**WHAT IS BEING ASKED**
Write each record again exactly as it stands.

BEGIN ENTRIES PROVIDED

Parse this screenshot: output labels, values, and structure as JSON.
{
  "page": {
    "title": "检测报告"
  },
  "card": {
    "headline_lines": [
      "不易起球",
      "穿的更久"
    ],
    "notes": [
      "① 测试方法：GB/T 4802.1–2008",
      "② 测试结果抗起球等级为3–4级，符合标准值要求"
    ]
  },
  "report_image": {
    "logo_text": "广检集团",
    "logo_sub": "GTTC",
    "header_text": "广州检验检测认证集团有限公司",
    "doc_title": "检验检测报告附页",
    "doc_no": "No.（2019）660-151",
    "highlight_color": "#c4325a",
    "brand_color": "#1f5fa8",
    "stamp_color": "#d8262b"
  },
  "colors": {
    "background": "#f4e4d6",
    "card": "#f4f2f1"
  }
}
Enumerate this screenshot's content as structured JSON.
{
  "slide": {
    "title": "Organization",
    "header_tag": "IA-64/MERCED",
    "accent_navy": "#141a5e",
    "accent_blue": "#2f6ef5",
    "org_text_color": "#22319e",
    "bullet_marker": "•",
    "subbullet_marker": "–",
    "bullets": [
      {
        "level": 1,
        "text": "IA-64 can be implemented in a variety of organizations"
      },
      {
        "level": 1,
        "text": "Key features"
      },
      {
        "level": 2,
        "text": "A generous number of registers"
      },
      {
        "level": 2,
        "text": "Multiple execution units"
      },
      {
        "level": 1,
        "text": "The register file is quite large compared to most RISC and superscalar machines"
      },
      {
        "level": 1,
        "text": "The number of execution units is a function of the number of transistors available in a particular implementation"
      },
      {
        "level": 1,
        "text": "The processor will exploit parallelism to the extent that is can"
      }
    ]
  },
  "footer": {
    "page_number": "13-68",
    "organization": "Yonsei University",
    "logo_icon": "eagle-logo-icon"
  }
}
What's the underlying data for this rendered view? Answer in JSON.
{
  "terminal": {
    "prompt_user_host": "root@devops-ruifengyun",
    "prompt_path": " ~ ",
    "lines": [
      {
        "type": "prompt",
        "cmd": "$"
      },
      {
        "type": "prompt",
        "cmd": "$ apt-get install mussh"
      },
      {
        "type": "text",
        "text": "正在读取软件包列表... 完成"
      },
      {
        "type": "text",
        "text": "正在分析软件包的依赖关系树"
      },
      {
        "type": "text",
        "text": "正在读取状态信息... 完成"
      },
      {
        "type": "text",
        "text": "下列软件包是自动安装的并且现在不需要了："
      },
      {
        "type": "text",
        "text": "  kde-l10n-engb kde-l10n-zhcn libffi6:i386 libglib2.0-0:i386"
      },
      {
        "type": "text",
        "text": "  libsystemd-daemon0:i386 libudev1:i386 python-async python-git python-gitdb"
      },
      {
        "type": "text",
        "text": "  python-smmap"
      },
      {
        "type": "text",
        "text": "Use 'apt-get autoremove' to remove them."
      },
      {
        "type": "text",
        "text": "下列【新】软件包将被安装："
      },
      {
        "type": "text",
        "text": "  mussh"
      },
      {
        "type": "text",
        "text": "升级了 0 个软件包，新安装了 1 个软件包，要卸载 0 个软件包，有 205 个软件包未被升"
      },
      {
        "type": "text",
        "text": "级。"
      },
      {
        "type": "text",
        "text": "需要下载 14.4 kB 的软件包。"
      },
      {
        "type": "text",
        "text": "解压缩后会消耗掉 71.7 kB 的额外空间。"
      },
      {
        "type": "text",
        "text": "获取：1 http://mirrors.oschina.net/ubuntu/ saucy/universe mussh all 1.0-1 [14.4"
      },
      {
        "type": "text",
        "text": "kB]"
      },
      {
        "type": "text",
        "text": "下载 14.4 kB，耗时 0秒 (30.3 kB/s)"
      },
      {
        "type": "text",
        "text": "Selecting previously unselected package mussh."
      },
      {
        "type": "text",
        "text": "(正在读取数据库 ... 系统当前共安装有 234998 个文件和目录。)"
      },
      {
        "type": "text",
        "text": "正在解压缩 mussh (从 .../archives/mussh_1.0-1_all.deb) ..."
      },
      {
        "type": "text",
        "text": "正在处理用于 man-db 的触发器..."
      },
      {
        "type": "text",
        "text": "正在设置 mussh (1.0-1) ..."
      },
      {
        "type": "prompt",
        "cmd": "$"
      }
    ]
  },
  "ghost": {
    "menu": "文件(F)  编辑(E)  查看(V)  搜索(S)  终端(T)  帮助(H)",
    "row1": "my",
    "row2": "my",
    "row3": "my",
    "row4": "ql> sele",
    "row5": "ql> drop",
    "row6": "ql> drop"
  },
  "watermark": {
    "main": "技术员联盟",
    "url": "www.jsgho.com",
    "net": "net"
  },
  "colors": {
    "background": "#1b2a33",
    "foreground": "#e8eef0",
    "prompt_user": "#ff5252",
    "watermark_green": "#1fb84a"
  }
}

END ENTRIES PROVIDED

**PROBLEM SOLUTION**
Parse this screenshot: output labels, values, and structure as JSON.
{
  "page": {
    "title": "检测报告"
  },
  "card": {
    "headline_lines": [
      "不易起球",
      "穿的更久"
    ],
    "notes": [
      "① 测试方法：GB/T 4802.1–2008",
      "② 测试结果抗起球等级为3–4级，符合标准值要求"
    ]
  },
  "report_image": {
    "logo_text": "广检集团",
    "logo_sub": "GTTC",
    "header_text": "广州检验检测认证集团有限公司",
    "doc_title": "检验检测报告附页",
    "doc_no": "No.（2019）660-151",
    "highlight_color": "#c4325a",
    "brand_color": "#1f5fa8",
    "stamp_color": "#d8262b"
  },
  "colors": {
    "background": "#f4e4d6",
    "card": "#f4f2f1"
  }
}
Enumerate this screenshot's content as structured JSON.
{
  "slide": {
    "title": "Organization",
    "header_tag": "IA-64/MERCED",
    "accent_navy": "#141a5e",
    "accent_blue": "#2f6ef5",
    "org_text_color": "#22319e",
    "bullet_marker": "•",
    "subbullet_marker": "–",
    "bullets": [
      {
        "level": 1,
        "text": "IA-64 can be implemented in a variety of organizations"
      },
      {
        "level": 1,
        "text": "Key features"
      },
      {
        "level": 2,
        "text": "A generous number of registers"
      },
      {
        "level": 2,
        "text": "Multiple execution units"
      },
      {
        "level": 1,
        "text": "The register file is quite large compared to most RISC and superscalar machines"
      },
      {
        "level": 1,
        "text": "The number of execution units is a function of the number of transistors available in a particular implementation"
      },
      {
        "level": 1,
        "text": "The processor will exploit parallelism to the extent that is can"
      }
    ]
  },
  "footer": {
    "page_number": "13-68",
    "organization": "Yonsei University",
    "logo_icon": "eagle-logo-icon"
  }
}
What's the underlying data for this rendered view? Answer in JSON.
{
  "terminal": {
    "prompt_user_host": "root@devops-ruifengyun",
    "prompt_path": " ~ ",
    "lines": [
      {
        "type": "prompt",
        "cmd": "$"
      },
      {
        "type": "prompt",
        "cmd": "$ apt-get install mussh"
      },
      {
        "type": "text",
        "text": "正在读取软件包列表... 完成"
      },
      {
        "type": "text",
        "text": "正在分析软件包的依赖关系树"
      },
      {
        "type": "text",
        "text": "正在读取状态信息... 完成"
      },
      {
        "type": "text",
        "text": "下列软件包是自动安装的并且现在不需要了："
      },
      {
        "type": "text",
        "text": "  kde-l10n-engb kde-l10n-zhcn libffi6:i386 libglib2.0-0:i386"
      },
      {
        "type": "text",
        "text": "  libsystemd-daemon0:i386 libudev1:i386 python-async python-git python-gitdb"
      },
      {
        "type": "text",
        "text": "  python-smmap"
      },
      {
        "type": "text",
        "text": "Use 'apt-get autoremove' to remove them."
      },
      {
        "type": "text",
        "text": "下列【新】软件包将被安装："
      },
      {
        "type": "text",
        "text": "  mussh"
      },
      {
        "type": "text",
        "text": "升级了 0 个软件包，新安装了 1 个软件包，要卸载 0 个软件包，有 205 个软件包未被升"
      },
      {
        "type": "text",
        "text": "级。"
      },
      {
        "type": "text",
        "text": "需要下载 14.4 kB 的软件包。"
      },
      {
        "type": "text",
        "text": "解压缩后会消耗掉 71.7 kB 的额外空间。"
      },
      {
        "type": "text",
        "text": "获取：1 http://mirrors.oschina.net/ubuntu/ saucy/universe mussh all 1.0-1 [14.4"
      },
      {
        "type": "text",
        "text": "kB]"
      },
      {
        "type": "text",
        "text": "下载 14.4 kB，耗时 0秒 (30.3 kB/s)"
      },
      {
        "type": "text",
        "text": "Selecting previously unselected package mussh."
      },
      {
        "type": "text",
        "text": "(正在读取数据库 ... 系统当前共安装有 234998 个文件和目录。)"
      },
      {
        "type": "text",
        "text": "正在解压缩 mussh (从 .../archives/mussh_1.0-1_all.deb) ..."
      },
      {
        "type": "text",
        "text": "正在处理用于 man-db 的触发器..."
      },
      {
        "type": "text",
        "text": "正在设置 mussh (1.0-1) ..."
      },
      {
        "type": "prompt",
        "cmd": "$"
      }
    ]
  },
  "ghost": {
    "menu": "文件(F)  编辑(E)  查看(V)  搜索(S)  终端(T)  帮助(H)",
    "row1": "my",
    "row2": "my",
    "row3": "my",
    "row4": "ql> sele",
    "row5": "ql> drop",
    "row6": "ql> drop"
  },
  "watermark": {
    "main": "技术员联盟",
    "url": "www.jsgho.com",
    "net": "net"
  },
  "colors": {
    "background": "#1b2a33",
    "foreground": "#e8eef0",
    "prompt_user": "#ff5252",
    "watermark_green": "#1fb84a"
  }
}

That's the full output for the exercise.